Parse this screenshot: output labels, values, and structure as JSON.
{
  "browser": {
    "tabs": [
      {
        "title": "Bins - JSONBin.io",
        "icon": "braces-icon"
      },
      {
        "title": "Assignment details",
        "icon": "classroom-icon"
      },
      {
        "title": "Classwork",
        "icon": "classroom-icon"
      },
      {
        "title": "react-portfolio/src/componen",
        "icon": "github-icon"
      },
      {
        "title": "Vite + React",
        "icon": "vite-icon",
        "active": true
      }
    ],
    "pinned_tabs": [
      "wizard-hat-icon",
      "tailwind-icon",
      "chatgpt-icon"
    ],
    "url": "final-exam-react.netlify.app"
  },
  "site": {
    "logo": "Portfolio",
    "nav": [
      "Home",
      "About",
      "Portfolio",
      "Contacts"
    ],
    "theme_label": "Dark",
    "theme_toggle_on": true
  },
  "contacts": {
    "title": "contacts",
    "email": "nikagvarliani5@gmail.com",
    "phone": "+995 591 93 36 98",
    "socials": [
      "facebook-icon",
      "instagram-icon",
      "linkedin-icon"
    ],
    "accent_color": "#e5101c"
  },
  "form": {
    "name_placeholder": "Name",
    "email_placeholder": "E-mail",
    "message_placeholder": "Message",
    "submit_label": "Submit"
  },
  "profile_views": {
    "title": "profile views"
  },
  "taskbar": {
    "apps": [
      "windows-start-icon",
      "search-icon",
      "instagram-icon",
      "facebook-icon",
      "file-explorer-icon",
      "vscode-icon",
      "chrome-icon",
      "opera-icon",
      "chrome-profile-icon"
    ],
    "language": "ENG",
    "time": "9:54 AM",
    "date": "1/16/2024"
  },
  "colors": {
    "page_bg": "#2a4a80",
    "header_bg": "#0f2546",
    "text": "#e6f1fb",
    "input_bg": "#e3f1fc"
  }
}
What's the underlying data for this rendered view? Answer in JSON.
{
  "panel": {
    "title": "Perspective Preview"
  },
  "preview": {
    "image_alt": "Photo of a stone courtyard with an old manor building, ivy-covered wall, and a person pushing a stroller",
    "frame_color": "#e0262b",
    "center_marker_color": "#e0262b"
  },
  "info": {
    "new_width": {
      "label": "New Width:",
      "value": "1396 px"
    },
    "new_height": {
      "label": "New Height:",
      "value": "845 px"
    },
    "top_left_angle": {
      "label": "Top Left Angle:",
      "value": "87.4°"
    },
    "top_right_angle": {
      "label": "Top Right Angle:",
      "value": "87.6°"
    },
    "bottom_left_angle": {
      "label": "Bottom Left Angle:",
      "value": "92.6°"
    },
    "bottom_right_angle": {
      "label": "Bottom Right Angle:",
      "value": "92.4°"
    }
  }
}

--- Given request ---
Copy out each line of the entries that holds "this".

--- Problem solution ---
Parse this screenshot: output labels, values, and structure as JSON.
What's the underlying data for this rendered view? Answer in JSON.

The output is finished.